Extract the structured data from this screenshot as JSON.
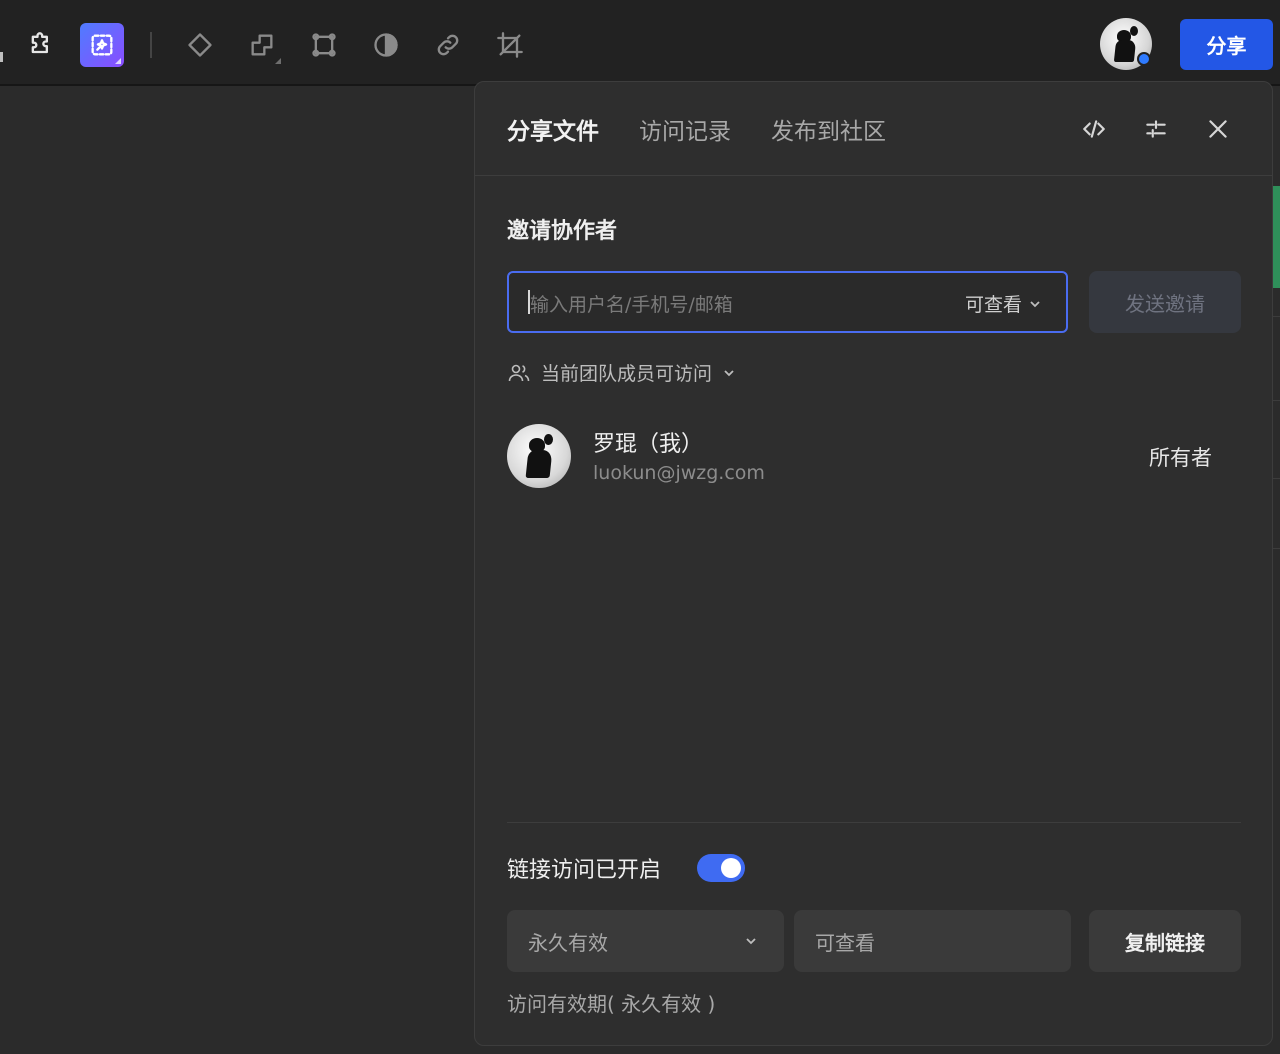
{
  "toolbar": {
    "tools": [
      "plugin-icon",
      "ai-image-icon",
      "component-icon",
      "boolean-icon",
      "frame-icon",
      "mask-icon",
      "link-icon",
      "crop-icon"
    ],
    "share_label": "分享",
    "accent_color": "#2357e6"
  },
  "panel": {
    "tabs": [
      {
        "label": "分享文件",
        "active": true
      },
      {
        "label": "访问记录",
        "active": false
      },
      {
        "label": "发布到社区",
        "active": false
      }
    ],
    "header_icons": [
      "code-icon",
      "settings-sliders-icon",
      "close-icon"
    ],
    "invite": {
      "title": "邀请协作者",
      "placeholder": "输入用户名/手机号/邮箱",
      "value": "",
      "permission": "可查看",
      "send_label": "发送邀请"
    },
    "team_access": "当前团队成员可访问",
    "members": [
      {
        "name": "罗琨（我）",
        "email": "luokun@jwzg.com",
        "role": "所有者"
      }
    ],
    "link": {
      "title": "链接访问已开启",
      "enabled": true,
      "toggle_color": "#3f6bf2",
      "expiry": "永久有效",
      "permission": "可查看",
      "copy_label": "复制链接",
      "validity_text": "访问有效期( 永久有效 )"
    }
  }
}
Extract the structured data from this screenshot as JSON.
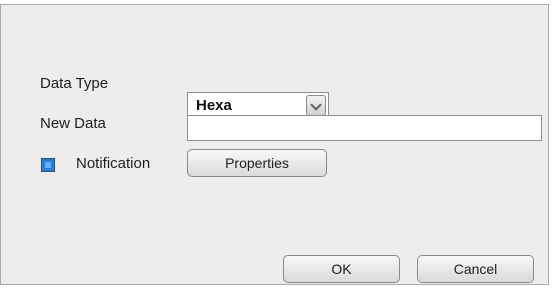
{
  "form": {
    "data_type_label": "Data Type",
    "data_type_value": "Hexa",
    "new_data_label": "New Data",
    "new_data_value": "",
    "notification_label": "Notification",
    "notification_checked": true,
    "properties_label": "Properties"
  },
  "buttons": {
    "ok_label": "OK",
    "cancel_label": "Cancel"
  },
  "icons": {
    "dropdown": "chevron-down-icon",
    "checkbox": "checkbox-checked-icon"
  },
  "colors": {
    "dialog_bg": "#eeedeb",
    "checkbox_accent": "#2c7fd0"
  }
}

* * *

= Set problem =
Retype the entries word for word. Omit any images.

= Output of the task =
Extract the structured data from this screenshot as JSON.
{
  "toolbar": {
    "tools": [
      "plugin-icon",
      "ai-image-icon",
      "component-icon",
      "boolean-icon",
      "frame-icon",
      "mask-icon",
      "link-icon",
      "crop-icon"
    ],
    "share_label": "分享",
    "accent_color": "#2357e6"
  },
  "panel": {
    "tabs": [
      {
        "label": "分享文件",
        "active": true
      },
      {
        "label": "访问记录",
        "active": false
      },
      {
        "label": "发布到社区",
        "active": false
      }
    ],
    "header_icons": [
      "code-icon",
      "settings-sliders-icon",
      "close-icon"
    ],
    "invite": {
      "title": "邀请协作者",
      "placeholder": "输入用户名/手机号/邮箱",
      "value": "",
      "permission": "可查看",
      "send_label": "发送邀请"
    },
    "team_access": "当前团队成员可访问",
    "members": [
      {
        "name": "罗琨（我）",
        "email": "luokun@jwzg.com",
        "role": "所有者"
      }
    ],
    "link": {
      "title": "链接访问已开启",
      "enabled": true,
      "toggle_color": "#3f6bf2",
      "expiry": "永久有效",
      "permission": "可查看",
      "copy_label": "复制链接",
      "validity_text": "访问有效期( 永久有效 )"
    }
  }
}
Extract the structured data from this screenshot as JSON.
{
  "form": {
    "data_type_label": "Data Type",
    "data_type_value": "Hexa",
    "new_data_label": "New Data",
    "new_data_value": "",
    "notification_label": "Notification",
    "notification_checked": true,
    "properties_label": "Properties"
  },
  "buttons": {
    "ok_label": "OK",
    "cancel_label": "Cancel"
  },
  "icons": {
    "dropdown": "chevron-down-icon",
    "checkbox": "checkbox-checked-icon"
  },
  "colors": {
    "dialog_bg": "#eeedeb",
    "checkbox_accent": "#2c7fd0"
  }
}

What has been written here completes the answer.